• [The exercise] Transcribe the entries that follow exactly as they appear, minus pictures.

• [Records to process]
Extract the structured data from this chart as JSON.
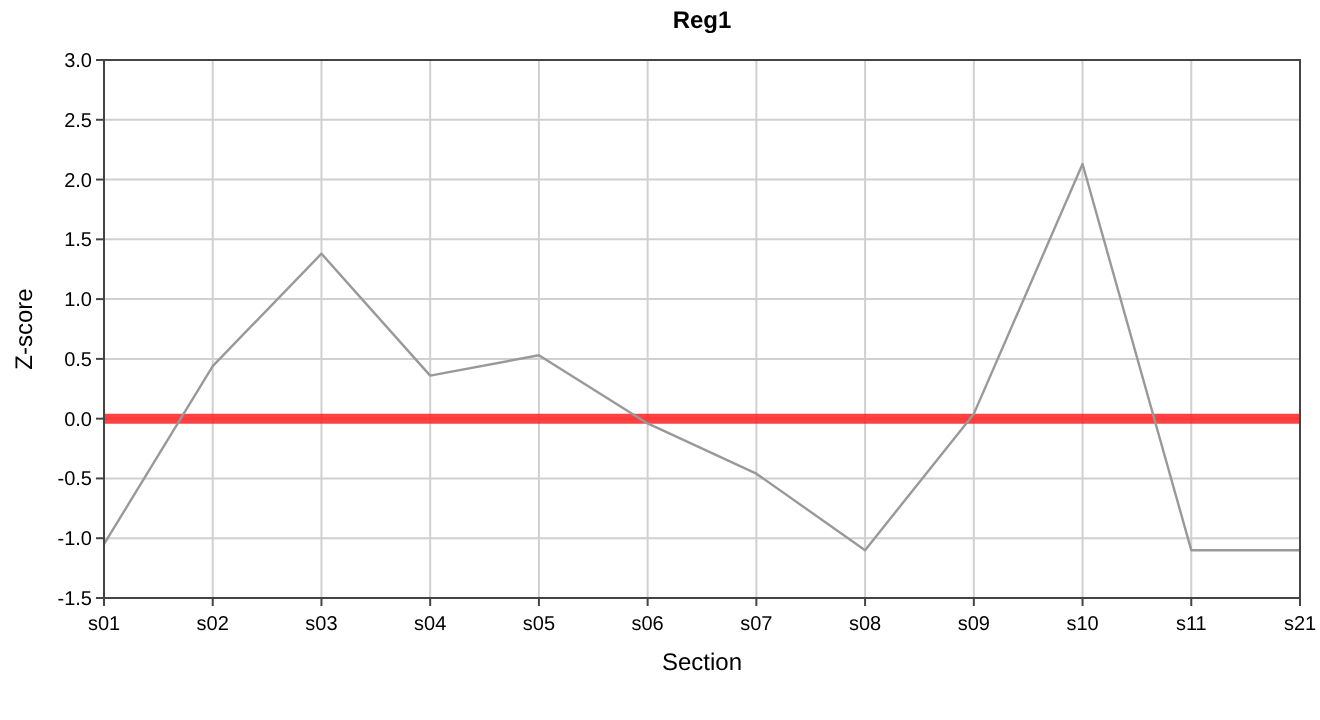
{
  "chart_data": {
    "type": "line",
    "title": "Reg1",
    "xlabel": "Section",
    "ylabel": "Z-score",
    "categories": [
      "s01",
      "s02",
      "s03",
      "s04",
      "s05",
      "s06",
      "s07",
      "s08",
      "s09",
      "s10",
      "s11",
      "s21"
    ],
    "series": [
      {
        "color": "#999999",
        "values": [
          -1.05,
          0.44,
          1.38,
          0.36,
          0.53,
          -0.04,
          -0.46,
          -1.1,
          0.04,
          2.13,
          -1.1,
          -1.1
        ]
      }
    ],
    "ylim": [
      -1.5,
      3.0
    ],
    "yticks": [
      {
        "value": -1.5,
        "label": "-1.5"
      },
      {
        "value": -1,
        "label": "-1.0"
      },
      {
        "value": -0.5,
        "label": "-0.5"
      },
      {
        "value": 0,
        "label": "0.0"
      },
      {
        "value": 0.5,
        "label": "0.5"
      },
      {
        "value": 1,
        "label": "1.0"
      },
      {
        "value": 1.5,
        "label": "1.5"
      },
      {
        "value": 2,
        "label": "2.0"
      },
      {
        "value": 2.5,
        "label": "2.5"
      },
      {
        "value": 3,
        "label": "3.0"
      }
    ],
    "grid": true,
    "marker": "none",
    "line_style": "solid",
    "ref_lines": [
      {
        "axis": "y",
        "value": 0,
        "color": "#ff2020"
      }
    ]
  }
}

• [Answer below]
Extract the structured data from this chart as JSON.
{
  "chart_data": {
    "type": "line",
    "title": "Reg1",
    "xlabel": "Section",
    "ylabel": "Z-score",
    "categories": [
      "s01",
      "s02",
      "s03",
      "s04",
      "s05",
      "s06",
      "s07",
      "s08",
      "s09",
      "s10",
      "s11",
      "s21"
    ],
    "series": [
      {
        "color": "#999999",
        "values": [
          -1.05,
          0.44,
          1.38,
          0.36,
          0.53,
          -0.04,
          -0.46,
          -1.1,
          0.04,
          2.13,
          -1.1,
          -1.1
        ]
      }
    ],
    "ylim": [
      -1.5,
      3.0
    ],
    "yticks": [
      {
        "value": -1.5,
        "label": "-1.5"
      },
      {
        "value": -1,
        "label": "-1.0"
      },
      {
        "value": -0.5,
        "label": "-0.5"
      },
      {
        "value": 0,
        "label": "0.0"
      },
      {
        "value": 0.5,
        "label": "0.5"
      },
      {
        "value": 1,
        "label": "1.0"
      },
      {
        "value": 1.5,
        "label": "1.5"
      },
      {
        "value": 2,
        "label": "2.0"
      },
      {
        "value": 2.5,
        "label": "2.5"
      },
      {
        "value": 3,
        "label": "3.0"
      }
    ],
    "grid": true,
    "marker": "none",
    "line_style": "solid",
    "ref_lines": [
      {
        "axis": "y",
        "value": 0,
        "color": "#ff2020"
      }
    ]
  }
}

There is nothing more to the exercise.